原発乳癌でRANKの発現が高いことは、無再発生存(RFS)の悪化、骨転移に進展するリスクが高い可能性が明らかとなった。またRANKの発現はエストロゲン受容体(ER)陰性、基底膜細胞型(basal-like)乳癌で有意に高いことも分かった。術前補助化学療法のISPY-1試験と公的にアクセスできるM. D. Anderson Cancer Center (MDACC)のデータで調べられた。成果は9月13日から15日に米サンフランシスコで開催されているBreast Cancer Symposium 2012(ASCO Breast2012)で、米University of CaliforniaのJiali Li氏によって発表された。

 ISPY-1試験は、コアバイオプシー検体でマイクロアレイによるデータが得られた149人の患者を対象にACレジメンを4サイクル行い、その後タキサン系抗癌剤を投与して、手術を行ったもの。

 サンプルを解析したところ、エストロゲン受容体陽性患者のものと比べて陰性患者で有意(p=0.04)にRANKの発現が高かった。さらにbasal-like乳癌でHER2乳癌に比べてRANKの発現が有意に高かった(p=0.04)。MDACCのデータでも、ER陰性患者(170人)の方が陽性患者(254人)に比べてRANKの発現が有意に高く(p=0.000185)、Basal-like乳癌患者(181人)の方がbasal-like以外の乳癌患者(274人)と比べて有意に高かった(p=1.999e-07)。

 ISPY-1試験の結果、RANK発現が高い患者(94人)の方が低い患者(55人)に比べて、RFSが有意(p=0.04)に悪かった。MDACCのデータでもRANK発現が高い患者の方が低い患者に比べて、RFSが有意(p=0.017)に悪かった。また主要な転移が骨の患者は、RFSの患者(p=0.02)、主要な転移が骨以外の患者(p=0.05)と比べて有意にRANKの発現が高かった。ホルモン受容体が陰性の患者、陽性の患者(p=0.004)、Basal-like乳癌患者、basal-like以外の乳癌患者(p=0.002)のいずれの場合も、RANKの発現が高い場合に骨転移のリスクが高かった。

* 作業内容: 本文で人数が明記されている患者群をすべて挙げ、それぞれの人数を添えてください。

* 記録一覧:
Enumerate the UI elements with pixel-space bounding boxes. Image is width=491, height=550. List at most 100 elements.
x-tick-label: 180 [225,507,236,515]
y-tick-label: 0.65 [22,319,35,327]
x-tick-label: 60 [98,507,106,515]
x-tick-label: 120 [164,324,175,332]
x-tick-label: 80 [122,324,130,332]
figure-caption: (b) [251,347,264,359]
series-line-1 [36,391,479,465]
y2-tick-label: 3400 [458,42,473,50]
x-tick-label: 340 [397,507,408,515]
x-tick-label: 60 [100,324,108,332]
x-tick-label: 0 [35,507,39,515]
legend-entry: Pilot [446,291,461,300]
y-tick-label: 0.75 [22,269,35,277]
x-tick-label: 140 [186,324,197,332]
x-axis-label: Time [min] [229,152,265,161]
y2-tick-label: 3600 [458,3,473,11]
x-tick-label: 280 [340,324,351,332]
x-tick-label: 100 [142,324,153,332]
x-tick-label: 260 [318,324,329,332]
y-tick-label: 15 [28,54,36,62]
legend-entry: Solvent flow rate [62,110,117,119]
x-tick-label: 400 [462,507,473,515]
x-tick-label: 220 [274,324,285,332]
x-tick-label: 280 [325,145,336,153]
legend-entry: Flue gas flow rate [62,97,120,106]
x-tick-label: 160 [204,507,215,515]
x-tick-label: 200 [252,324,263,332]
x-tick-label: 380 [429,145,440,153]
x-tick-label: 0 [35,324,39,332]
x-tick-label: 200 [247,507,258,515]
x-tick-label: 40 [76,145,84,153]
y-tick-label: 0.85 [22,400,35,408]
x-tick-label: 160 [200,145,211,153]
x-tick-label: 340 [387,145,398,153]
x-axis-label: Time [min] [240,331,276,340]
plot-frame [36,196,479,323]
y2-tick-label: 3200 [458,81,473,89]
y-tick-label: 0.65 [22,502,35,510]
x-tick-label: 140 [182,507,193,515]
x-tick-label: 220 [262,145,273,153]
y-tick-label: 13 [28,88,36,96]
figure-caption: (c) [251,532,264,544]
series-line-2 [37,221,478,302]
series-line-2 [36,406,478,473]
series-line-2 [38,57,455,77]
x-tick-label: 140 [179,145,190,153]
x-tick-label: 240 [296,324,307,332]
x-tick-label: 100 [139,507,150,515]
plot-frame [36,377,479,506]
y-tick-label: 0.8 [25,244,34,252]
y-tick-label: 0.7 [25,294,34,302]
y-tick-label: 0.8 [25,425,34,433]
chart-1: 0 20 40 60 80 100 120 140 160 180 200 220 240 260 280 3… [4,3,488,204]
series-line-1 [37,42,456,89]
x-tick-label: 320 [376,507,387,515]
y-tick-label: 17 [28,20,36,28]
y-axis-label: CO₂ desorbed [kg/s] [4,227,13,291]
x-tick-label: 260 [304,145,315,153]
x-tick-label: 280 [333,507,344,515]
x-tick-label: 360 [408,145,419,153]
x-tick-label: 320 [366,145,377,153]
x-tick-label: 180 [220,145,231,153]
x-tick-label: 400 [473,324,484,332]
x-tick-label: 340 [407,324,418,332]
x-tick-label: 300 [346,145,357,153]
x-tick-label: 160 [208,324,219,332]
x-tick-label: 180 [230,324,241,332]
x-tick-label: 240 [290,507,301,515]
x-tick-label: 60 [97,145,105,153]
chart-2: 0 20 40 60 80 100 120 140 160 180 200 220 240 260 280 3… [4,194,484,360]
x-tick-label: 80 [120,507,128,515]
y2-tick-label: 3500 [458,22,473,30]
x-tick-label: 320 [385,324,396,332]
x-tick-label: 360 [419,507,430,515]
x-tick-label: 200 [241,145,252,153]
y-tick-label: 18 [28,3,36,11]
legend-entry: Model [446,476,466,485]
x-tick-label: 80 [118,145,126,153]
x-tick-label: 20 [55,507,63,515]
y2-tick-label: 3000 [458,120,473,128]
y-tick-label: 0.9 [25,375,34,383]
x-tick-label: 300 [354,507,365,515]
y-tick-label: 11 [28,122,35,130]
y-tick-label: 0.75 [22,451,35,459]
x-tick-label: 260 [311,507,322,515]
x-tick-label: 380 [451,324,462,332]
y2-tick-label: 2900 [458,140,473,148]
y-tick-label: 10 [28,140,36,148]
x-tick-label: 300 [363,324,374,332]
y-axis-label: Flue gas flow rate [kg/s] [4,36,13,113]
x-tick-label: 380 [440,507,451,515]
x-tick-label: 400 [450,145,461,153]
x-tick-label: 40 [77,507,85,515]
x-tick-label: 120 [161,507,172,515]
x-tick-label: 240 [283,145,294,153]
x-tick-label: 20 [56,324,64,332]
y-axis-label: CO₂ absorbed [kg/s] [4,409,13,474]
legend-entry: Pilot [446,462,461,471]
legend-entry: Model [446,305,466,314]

* 回答:
- ISPY-1試験の対象患者(コアバイオプシー検体でマイクロアレイによるデータが得られた患者):149人
- MDACCのデータのER陰性患者:170人
- MDACCのデータのER陽性患者:254人
- MDACCのデータのBasal-like乳癌患者:181人
- MDACCのデータのbasal-like以外の乳癌患者:274人
- ISPY-1試験のRANK発現が高い患者:94人
- ISPY-1試験のRANK発現が低い患者:55人